**STATED PROBLEM**. Retype every line from the one containing "Extract the structured" through the last line of the records below, both included; leave out the pictures.

**DATA FOR PROCESSING**.
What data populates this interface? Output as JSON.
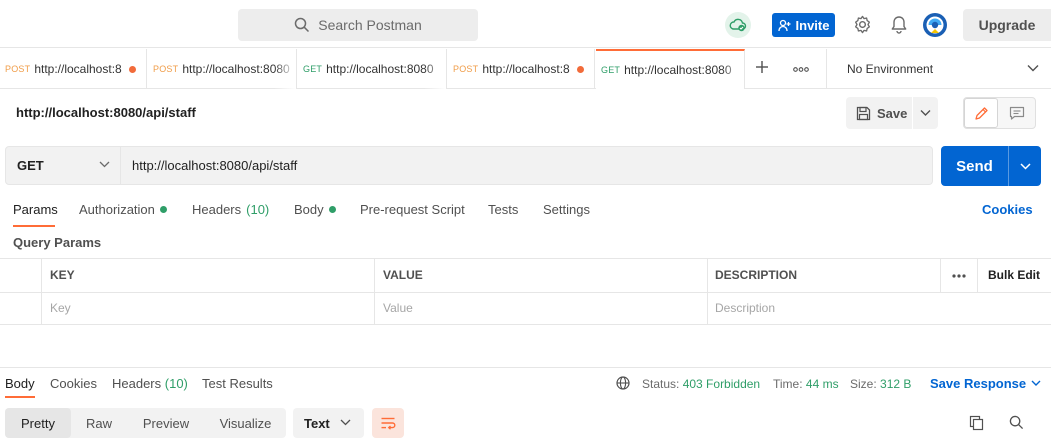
{
  "topbar": {
    "search_placeholder": "Search Postman",
    "invite_label": "Invite",
    "upgrade_label": "Upgrade"
  },
  "tabs": [
    {
      "method": "POST",
      "url": "http://localhost:8",
      "unsaved": true,
      "active": false
    },
    {
      "method": "POST",
      "url": "http://localhost:8080",
      "unsaved": false,
      "active": false
    },
    {
      "method": "GET",
      "url": "http://localhost:8080",
      "unsaved": false,
      "active": false
    },
    {
      "method": "POST",
      "url": "http://localhost:8",
      "unsaved": true,
      "active": false
    },
    {
      "method": "GET",
      "url": "http://localhost:8080",
      "unsaved": false,
      "active": true
    }
  ],
  "environment": "No Environment",
  "request": {
    "title": "http://localhost:8080/api/staff",
    "save_label": "Save",
    "method": "GET",
    "url": "http://localhost:8080/api/staff",
    "send_label": "Send"
  },
  "request_tabs": {
    "params": "Params",
    "authorization": "Authorization",
    "headers": "Headers",
    "headers_count": "(10)",
    "body": "Body",
    "prerequest": "Pre-request Script",
    "tests": "Tests",
    "settings": "Settings",
    "cookies": "Cookies"
  },
  "query_params": {
    "title": "Query Params",
    "columns": {
      "key": "KEY",
      "value": "VALUE",
      "description": "DESCRIPTION"
    },
    "bulk_edit": "Bulk Edit",
    "placeholders": {
      "key": "Key",
      "value": "Value",
      "description": "Description"
    }
  },
  "response": {
    "tabs": {
      "body": "Body",
      "cookies": "Cookies",
      "headers": "Headers",
      "headers_count": "(10)",
      "test_results": "Test Results"
    },
    "status_label": "Status:",
    "status_value": "403 Forbidden",
    "time_label": "Time:",
    "time_value": "44 ms",
    "size_label": "Size:",
    "size_value": "312 B",
    "save_response": "Save Response",
    "views": [
      "Pretty",
      "Raw",
      "Preview",
      "Visualize"
    ],
    "format": "Text"
  },
  "colors": {
    "accent": "#ff6c37",
    "primary": "#0265d2",
    "success": "#2f9e68",
    "post": "#f09d49"
  }
}
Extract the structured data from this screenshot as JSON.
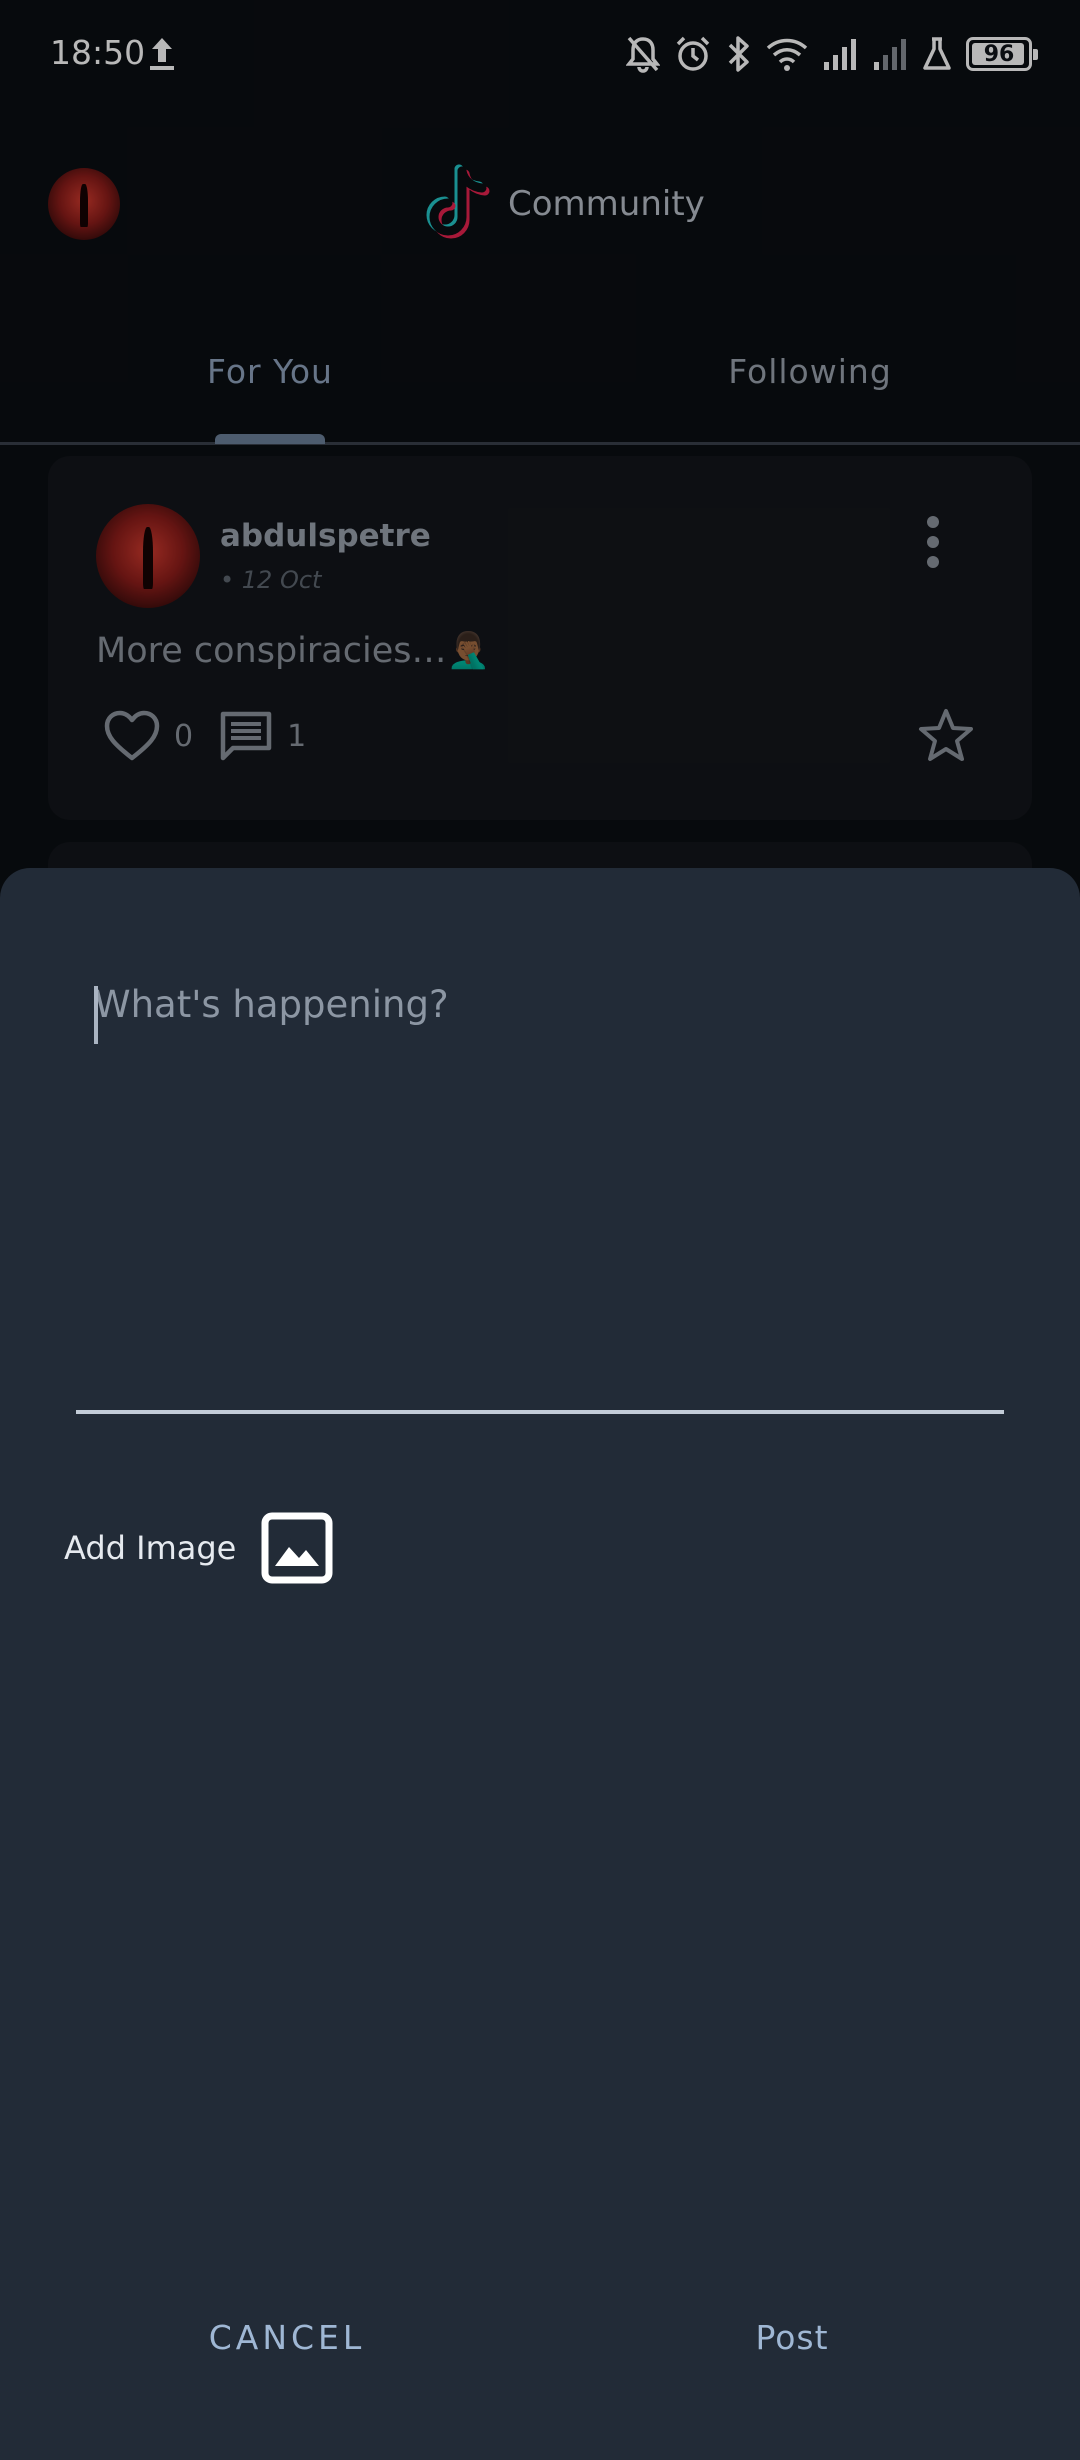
{
  "status_bar": {
    "time": "18:50",
    "battery_level": "96",
    "battery_fraction": 0.96,
    "icons": [
      "upload-icon",
      "bell-off-icon",
      "alarm-icon",
      "bluetooth-icon",
      "wifi-icon",
      "signal-full-icon",
      "signal-weak-icon",
      "flask-icon",
      "battery-icon"
    ]
  },
  "header": {
    "title": "Community",
    "logo": "tiktok-logo-icon"
  },
  "tabs": [
    {
      "label": "For You",
      "active": true
    },
    {
      "label": "Following",
      "active": false
    }
  ],
  "post": {
    "username": "abdulspetre",
    "date": "• 12 Oct",
    "text": "More conspiracies…🤦🏾‍♂️",
    "likes": "0",
    "comments": "1"
  },
  "composer": {
    "placeholder": "What's happening?",
    "value": "",
    "add_image_label": "Add Image",
    "cancel_label": "CANCEL",
    "post_label": "Post"
  },
  "colors": {
    "background": "#0b0e12",
    "sheet": "#222b37",
    "accent": "#9fb7d4",
    "tab_active": "#8fa3bd"
  }
}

**FINAL RESULT**.
Extract the structured data from this screenshot as JSON.
{
  "status_bar": {
    "time": "18:50",
    "battery_level": "96",
    "battery_fraction": 0.96,
    "icons": [
      "upload-icon",
      "bell-off-icon",
      "alarm-icon",
      "bluetooth-icon",
      "wifi-icon",
      "signal-full-icon",
      "signal-weak-icon",
      "flask-icon",
      "battery-icon"
    ]
  },
  "header": {
    "title": "Community",
    "logo": "tiktok-logo-icon"
  },
  "tabs": [
    {
      "label": "For You",
      "active": true
    },
    {
      "label": "Following",
      "active": false
    }
  ],
  "post": {
    "username": "abdulspetre",
    "date": "• 12 Oct",
    "text": "More conspiracies…🤦🏾‍♂️",
    "likes": "0",
    "comments": "1"
  },
  "composer": {
    "placeholder": "What's happening?",
    "value": "",
    "add_image_label": "Add Image",
    "cancel_label": "CANCEL",
    "post_label": "Post"
  },
  "colors": {
    "background": "#0b0e12",
    "sheet": "#222b37",
    "accent": "#9fb7d4",
    "tab_active": "#8fa3bd"
  }
}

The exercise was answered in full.